Dataset excerpts
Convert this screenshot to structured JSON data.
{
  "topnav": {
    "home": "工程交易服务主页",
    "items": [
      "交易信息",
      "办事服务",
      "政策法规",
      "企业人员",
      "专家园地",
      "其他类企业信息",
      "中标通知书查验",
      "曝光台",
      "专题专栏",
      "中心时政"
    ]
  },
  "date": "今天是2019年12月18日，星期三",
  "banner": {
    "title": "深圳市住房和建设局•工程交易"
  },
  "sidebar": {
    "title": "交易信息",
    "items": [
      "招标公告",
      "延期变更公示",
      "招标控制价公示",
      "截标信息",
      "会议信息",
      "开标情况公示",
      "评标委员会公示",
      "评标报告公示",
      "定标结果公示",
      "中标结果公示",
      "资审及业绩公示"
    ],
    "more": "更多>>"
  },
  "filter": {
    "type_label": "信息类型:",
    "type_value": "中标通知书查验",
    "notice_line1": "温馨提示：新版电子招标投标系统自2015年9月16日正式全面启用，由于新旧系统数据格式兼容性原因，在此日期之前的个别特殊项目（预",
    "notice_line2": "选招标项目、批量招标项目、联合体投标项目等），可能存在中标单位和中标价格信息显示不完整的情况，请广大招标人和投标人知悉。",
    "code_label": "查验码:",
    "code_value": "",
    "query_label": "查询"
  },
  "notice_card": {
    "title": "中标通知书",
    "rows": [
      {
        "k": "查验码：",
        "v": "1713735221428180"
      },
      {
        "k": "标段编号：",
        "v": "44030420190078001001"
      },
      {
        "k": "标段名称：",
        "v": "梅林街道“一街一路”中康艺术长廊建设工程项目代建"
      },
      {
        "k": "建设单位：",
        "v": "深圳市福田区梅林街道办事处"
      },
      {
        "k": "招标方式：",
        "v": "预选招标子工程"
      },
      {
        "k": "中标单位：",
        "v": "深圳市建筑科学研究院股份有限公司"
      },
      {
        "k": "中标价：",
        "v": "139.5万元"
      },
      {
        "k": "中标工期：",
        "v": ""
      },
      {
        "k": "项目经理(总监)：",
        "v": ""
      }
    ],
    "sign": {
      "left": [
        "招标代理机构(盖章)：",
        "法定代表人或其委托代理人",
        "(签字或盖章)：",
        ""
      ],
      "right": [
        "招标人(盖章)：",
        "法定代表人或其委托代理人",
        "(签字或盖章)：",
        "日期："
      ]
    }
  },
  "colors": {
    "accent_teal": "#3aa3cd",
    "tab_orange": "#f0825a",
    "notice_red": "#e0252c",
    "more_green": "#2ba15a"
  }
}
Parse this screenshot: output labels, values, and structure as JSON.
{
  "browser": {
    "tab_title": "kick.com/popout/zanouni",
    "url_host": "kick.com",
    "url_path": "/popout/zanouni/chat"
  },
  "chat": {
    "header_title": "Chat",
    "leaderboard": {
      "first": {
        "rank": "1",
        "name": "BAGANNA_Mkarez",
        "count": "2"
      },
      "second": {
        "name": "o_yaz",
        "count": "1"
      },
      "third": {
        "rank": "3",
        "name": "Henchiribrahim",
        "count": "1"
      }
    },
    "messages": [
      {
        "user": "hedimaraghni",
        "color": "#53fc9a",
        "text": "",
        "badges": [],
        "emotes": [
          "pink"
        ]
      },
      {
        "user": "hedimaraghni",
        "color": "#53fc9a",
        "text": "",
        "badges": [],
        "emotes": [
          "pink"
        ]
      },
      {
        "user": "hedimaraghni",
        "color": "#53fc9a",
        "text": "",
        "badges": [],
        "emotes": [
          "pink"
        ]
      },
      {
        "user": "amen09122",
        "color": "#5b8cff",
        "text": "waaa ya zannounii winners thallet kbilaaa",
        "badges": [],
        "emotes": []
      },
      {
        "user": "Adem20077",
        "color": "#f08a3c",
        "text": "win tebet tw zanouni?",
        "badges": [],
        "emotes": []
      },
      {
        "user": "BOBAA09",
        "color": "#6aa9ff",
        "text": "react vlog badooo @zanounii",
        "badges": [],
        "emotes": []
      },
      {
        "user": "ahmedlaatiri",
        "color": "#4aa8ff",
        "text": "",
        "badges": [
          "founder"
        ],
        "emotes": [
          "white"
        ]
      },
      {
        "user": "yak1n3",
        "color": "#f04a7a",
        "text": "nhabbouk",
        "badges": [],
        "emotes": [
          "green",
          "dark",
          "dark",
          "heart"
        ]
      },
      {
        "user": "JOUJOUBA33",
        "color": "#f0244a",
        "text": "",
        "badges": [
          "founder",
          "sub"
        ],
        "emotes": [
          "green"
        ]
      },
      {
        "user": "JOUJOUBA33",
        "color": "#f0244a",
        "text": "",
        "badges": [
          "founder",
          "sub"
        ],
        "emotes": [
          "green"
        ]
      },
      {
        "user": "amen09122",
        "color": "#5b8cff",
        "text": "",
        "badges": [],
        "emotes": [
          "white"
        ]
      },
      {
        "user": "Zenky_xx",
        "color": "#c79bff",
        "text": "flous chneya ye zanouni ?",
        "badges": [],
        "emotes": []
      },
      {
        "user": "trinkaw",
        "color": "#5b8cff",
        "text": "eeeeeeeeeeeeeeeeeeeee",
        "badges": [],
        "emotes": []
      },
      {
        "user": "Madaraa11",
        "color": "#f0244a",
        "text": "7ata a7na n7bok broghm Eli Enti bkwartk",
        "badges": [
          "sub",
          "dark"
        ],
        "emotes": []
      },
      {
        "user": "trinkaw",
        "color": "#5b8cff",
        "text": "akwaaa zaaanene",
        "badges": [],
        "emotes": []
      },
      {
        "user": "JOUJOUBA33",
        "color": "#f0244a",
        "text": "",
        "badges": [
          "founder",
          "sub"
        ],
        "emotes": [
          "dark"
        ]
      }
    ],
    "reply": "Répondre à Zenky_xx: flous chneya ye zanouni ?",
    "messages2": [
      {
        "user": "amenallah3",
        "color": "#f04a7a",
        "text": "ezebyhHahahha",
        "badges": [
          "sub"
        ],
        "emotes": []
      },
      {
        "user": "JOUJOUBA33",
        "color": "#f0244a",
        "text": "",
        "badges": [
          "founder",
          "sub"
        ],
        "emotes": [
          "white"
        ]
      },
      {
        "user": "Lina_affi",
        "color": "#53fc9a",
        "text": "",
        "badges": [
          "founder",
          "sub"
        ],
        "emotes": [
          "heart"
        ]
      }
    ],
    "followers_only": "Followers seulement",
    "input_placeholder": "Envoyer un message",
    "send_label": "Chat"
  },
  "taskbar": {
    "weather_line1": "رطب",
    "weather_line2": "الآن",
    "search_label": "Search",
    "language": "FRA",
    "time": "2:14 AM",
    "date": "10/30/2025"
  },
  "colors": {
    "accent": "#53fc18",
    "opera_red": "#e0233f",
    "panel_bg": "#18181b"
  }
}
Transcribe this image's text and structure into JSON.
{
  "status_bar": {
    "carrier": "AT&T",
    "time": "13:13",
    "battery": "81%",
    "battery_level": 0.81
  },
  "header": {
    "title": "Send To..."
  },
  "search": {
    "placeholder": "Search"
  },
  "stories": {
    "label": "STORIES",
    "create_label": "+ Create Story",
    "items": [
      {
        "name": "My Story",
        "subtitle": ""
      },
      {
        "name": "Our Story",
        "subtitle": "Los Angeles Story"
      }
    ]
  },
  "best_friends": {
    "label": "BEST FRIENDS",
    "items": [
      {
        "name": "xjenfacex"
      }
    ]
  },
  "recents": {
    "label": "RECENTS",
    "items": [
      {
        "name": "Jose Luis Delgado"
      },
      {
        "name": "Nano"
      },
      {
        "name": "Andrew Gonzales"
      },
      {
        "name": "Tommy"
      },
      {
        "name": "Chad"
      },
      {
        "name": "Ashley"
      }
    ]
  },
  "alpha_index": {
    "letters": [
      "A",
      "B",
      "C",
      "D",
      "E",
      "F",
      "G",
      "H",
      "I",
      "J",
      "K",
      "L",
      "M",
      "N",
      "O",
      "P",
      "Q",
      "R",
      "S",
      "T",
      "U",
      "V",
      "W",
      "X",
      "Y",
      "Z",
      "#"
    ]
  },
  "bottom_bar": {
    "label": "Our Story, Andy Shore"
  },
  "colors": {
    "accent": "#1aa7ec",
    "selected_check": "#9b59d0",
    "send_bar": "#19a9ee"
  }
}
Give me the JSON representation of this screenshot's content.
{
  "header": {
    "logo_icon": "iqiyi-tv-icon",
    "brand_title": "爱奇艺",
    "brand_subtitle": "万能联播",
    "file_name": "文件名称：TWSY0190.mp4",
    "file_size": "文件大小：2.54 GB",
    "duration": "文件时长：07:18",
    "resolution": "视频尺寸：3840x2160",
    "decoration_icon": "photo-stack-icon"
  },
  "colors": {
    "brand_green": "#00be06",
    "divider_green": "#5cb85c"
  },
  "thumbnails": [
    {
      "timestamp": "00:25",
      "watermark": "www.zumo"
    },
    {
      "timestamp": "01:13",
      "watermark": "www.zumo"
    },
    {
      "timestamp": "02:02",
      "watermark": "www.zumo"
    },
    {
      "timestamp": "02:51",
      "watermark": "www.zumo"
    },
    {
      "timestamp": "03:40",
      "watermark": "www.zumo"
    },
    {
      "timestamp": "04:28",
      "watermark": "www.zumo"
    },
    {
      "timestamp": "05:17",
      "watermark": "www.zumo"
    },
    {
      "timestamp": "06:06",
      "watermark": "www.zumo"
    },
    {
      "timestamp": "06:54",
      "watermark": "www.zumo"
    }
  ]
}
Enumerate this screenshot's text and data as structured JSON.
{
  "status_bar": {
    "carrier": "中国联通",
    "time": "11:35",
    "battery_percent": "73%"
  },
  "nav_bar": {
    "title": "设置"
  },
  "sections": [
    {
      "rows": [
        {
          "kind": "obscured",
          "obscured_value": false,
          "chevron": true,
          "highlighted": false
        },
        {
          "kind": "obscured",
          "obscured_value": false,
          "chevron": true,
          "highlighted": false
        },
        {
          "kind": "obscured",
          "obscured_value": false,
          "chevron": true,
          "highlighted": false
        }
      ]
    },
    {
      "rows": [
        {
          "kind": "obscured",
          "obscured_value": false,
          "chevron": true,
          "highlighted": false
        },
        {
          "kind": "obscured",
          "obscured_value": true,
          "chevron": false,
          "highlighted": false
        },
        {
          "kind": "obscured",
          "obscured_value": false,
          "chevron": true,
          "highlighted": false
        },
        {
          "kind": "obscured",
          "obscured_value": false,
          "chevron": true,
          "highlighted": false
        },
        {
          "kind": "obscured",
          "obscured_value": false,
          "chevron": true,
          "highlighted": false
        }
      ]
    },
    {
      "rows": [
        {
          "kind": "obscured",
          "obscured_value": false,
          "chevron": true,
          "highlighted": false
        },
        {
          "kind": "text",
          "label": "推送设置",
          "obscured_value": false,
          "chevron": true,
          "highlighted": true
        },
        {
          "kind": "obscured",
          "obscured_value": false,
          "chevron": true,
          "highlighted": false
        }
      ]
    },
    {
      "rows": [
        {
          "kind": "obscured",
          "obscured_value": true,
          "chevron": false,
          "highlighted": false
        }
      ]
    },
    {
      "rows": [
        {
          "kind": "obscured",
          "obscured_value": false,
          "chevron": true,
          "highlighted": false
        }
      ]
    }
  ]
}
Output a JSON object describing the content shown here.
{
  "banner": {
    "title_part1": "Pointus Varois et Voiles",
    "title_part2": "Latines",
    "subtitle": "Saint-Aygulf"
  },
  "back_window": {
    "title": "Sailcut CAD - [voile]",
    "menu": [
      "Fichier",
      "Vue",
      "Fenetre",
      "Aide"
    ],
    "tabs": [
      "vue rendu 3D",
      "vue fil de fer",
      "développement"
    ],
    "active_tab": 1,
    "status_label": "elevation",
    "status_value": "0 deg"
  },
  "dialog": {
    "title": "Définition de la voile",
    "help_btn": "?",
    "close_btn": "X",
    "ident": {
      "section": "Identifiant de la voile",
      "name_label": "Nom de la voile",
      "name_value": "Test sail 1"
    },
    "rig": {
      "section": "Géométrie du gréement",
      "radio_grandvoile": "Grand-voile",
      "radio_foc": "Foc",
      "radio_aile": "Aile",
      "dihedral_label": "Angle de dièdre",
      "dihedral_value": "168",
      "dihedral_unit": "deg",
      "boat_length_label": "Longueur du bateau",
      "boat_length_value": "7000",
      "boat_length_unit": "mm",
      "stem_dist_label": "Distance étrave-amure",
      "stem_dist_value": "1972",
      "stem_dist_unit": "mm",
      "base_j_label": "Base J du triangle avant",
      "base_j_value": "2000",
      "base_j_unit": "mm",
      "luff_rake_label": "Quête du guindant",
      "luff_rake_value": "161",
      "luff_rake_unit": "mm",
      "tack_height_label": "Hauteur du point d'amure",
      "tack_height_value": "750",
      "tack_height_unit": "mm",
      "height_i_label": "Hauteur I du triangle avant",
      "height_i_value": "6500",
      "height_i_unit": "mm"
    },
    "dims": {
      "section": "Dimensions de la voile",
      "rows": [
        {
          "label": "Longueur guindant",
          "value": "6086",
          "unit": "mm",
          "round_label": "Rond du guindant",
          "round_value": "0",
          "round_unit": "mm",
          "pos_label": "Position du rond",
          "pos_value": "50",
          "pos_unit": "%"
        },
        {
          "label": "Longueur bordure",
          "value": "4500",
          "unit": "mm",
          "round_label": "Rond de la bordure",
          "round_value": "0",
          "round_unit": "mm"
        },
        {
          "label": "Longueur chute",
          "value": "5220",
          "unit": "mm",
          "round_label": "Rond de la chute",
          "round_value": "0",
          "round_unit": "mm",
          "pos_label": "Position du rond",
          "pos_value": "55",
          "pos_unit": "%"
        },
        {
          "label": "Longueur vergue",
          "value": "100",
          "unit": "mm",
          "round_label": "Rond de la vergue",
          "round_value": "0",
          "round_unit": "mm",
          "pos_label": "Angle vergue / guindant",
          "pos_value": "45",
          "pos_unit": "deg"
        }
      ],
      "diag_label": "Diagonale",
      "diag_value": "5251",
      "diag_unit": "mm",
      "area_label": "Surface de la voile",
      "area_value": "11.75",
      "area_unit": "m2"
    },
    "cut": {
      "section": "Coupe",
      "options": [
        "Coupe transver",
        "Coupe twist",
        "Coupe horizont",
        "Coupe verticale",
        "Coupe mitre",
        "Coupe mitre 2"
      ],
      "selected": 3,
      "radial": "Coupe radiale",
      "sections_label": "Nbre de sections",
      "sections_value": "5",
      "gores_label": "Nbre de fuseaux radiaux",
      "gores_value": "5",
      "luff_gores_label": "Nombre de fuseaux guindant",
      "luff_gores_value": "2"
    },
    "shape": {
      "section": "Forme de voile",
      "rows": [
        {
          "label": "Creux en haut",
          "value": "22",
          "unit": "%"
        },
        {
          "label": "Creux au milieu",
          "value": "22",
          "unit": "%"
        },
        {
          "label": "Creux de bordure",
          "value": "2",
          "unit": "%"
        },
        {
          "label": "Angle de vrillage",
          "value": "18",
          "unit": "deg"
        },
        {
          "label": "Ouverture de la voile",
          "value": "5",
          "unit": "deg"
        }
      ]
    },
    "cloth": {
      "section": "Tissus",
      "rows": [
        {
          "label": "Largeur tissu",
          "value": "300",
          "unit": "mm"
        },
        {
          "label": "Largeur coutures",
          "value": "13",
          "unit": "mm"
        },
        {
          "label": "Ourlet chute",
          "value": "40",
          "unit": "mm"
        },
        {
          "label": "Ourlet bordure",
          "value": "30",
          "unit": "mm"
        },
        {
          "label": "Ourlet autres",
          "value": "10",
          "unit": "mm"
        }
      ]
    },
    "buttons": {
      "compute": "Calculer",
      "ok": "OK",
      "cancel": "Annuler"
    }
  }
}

— Exercise requirements —
Gather every line from the listing above in which "Longueur" appears, and copy those lines.

— Exercise solution —
      "boat_length_label": "Longueur du bateau",
          "label": "Longueur guindant",
          "label": "Longueur bordure",
          "label": "Longueur chute",
          "label": "Longueur vergue",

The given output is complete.